Task statement. Please copy all the lines that follow, word for word.

Entries shown.
— BEGIN —
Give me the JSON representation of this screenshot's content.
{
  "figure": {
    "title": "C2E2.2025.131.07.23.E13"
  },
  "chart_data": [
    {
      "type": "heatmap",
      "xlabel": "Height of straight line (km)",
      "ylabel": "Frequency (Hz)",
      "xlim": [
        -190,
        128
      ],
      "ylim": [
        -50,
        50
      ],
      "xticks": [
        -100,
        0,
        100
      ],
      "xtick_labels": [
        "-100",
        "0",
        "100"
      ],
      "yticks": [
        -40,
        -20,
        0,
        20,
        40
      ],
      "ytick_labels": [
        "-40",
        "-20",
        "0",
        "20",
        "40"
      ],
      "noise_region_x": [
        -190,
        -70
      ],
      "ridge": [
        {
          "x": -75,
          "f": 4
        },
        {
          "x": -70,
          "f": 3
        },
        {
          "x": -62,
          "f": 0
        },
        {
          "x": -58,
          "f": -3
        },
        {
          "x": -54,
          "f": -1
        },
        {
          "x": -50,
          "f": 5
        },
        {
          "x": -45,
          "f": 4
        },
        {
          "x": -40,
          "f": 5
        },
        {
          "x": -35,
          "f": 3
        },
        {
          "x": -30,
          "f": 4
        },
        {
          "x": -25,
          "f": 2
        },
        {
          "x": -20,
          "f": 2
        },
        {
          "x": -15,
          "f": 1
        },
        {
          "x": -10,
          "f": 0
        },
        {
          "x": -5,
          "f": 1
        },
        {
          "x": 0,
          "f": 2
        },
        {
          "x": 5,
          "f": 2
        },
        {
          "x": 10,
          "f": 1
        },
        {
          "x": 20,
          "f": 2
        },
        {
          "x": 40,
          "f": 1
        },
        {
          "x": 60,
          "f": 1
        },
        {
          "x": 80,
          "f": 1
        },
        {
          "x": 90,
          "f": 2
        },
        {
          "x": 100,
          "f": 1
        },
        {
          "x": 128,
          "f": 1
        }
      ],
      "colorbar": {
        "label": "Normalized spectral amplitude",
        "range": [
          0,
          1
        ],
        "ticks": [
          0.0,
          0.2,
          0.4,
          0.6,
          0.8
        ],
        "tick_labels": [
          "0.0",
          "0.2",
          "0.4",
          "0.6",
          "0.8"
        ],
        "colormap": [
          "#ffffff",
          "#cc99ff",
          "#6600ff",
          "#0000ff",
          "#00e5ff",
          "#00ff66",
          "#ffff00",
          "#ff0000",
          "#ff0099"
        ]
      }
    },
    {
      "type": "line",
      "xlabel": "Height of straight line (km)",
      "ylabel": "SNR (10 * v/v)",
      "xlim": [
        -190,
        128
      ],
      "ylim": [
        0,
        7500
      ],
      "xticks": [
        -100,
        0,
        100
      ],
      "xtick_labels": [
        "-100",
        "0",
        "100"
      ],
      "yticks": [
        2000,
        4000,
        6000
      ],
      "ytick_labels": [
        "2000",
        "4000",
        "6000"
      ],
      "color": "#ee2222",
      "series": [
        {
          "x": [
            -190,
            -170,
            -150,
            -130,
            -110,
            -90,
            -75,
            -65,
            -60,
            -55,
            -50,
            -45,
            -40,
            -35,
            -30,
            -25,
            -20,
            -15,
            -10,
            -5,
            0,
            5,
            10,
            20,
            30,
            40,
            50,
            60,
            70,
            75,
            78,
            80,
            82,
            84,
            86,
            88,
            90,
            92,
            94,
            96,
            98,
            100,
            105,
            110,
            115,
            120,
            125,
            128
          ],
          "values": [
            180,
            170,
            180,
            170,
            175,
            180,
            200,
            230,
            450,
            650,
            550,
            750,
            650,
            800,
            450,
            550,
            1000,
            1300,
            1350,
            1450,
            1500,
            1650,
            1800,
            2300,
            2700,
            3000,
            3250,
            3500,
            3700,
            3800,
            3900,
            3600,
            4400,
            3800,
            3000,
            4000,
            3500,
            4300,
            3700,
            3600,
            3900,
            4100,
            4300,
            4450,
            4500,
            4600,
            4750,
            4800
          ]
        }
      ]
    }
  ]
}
— END —
Result below.
Give me the JSON representation of this screenshot's content.
{
  "figure": {
    "title": "C2E2.2025.131.07.23.E13"
  },
  "chart_data": [
    {
      "type": "heatmap",
      "xlabel": "Height of straight line (km)",
      "ylabel": "Frequency (Hz)",
      "xlim": [
        -190,
        128
      ],
      "ylim": [
        -50,
        50
      ],
      "xticks": [
        -100,
        0,
        100
      ],
      "xtick_labels": [
        "-100",
        "0",
        "100"
      ],
      "yticks": [
        -40,
        -20,
        0,
        20,
        40
      ],
      "ytick_labels": [
        "-40",
        "-20",
        "0",
        "20",
        "40"
      ],
      "noise_region_x": [
        -190,
        -70
      ],
      "ridge": [
        {
          "x": -75,
          "f": 4
        },
        {
          "x": -70,
          "f": 3
        },
        {
          "x": -62,
          "f": 0
        },
        {
          "x": -58,
          "f": -3
        },
        {
          "x": -54,
          "f": -1
        },
        {
          "x": -50,
          "f": 5
        },
        {
          "x": -45,
          "f": 4
        },
        {
          "x": -40,
          "f": 5
        },
        {
          "x": -35,
          "f": 3
        },
        {
          "x": -30,
          "f": 4
        },
        {
          "x": -25,
          "f": 2
        },
        {
          "x": -20,
          "f": 2
        },
        {
          "x": -15,
          "f": 1
        },
        {
          "x": -10,
          "f": 0
        },
        {
          "x": -5,
          "f": 1
        },
        {
          "x": 0,
          "f": 2
        },
        {
          "x": 5,
          "f": 2
        },
        {
          "x": 10,
          "f": 1
        },
        {
          "x": 20,
          "f": 2
        },
        {
          "x": 40,
          "f": 1
        },
        {
          "x": 60,
          "f": 1
        },
        {
          "x": 80,
          "f": 1
        },
        {
          "x": 90,
          "f": 2
        },
        {
          "x": 100,
          "f": 1
        },
        {
          "x": 128,
          "f": 1
        }
      ],
      "colorbar": {
        "label": "Normalized spectral amplitude",
        "range": [
          0,
          1
        ],
        "ticks": [
          0.0,
          0.2,
          0.4,
          0.6,
          0.8
        ],
        "tick_labels": [
          "0.0",
          "0.2",
          "0.4",
          "0.6",
          "0.8"
        ],
        "colormap": [
          "#ffffff",
          "#cc99ff",
          "#6600ff",
          "#0000ff",
          "#00e5ff",
          "#00ff66",
          "#ffff00",
          "#ff0000",
          "#ff0099"
        ]
      }
    },
    {
      "type": "line",
      "xlabel": "Height of straight line (km)",
      "ylabel": "SNR (10 * v/v)",
      "xlim": [
        -190,
        128
      ],
      "ylim": [
        0,
        7500
      ],
      "xticks": [
        -100,
        0,
        100
      ],
      "xtick_labels": [
        "-100",
        "0",
        "100"
      ],
      "yticks": [
        2000,
        4000,
        6000
      ],
      "ytick_labels": [
        "2000",
        "4000",
        "6000"
      ],
      "color": "#ee2222",
      "series": [
        {
          "x": [
            -190,
            -170,
            -150,
            -130,
            -110,
            -90,
            -75,
            -65,
            -60,
            -55,
            -50,
            -45,
            -40,
            -35,
            -30,
            -25,
            -20,
            -15,
            -10,
            -5,
            0,
            5,
            10,
            20,
            30,
            40,
            50,
            60,
            70,
            75,
            78,
            80,
            82,
            84,
            86,
            88,
            90,
            92,
            94,
            96,
            98,
            100,
            105,
            110,
            115,
            120,
            125,
            128
          ],
          "values": [
            180,
            170,
            180,
            170,
            175,
            180,
            200,
            230,
            450,
            650,
            550,
            750,
            650,
            800,
            450,
            550,
            1000,
            1300,
            1350,
            1450,
            1500,
            1650,
            1800,
            2300,
            2700,
            3000,
            3250,
            3500,
            3700,
            3800,
            3900,
            3600,
            4400,
            3800,
            3000,
            4000,
            3500,
            4300,
            3700,
            3600,
            3900,
            4100,
            4300,
            4450,
            4500,
            4600,
            4750,
            4800
          ]
        }
      ]
    }
  ]
}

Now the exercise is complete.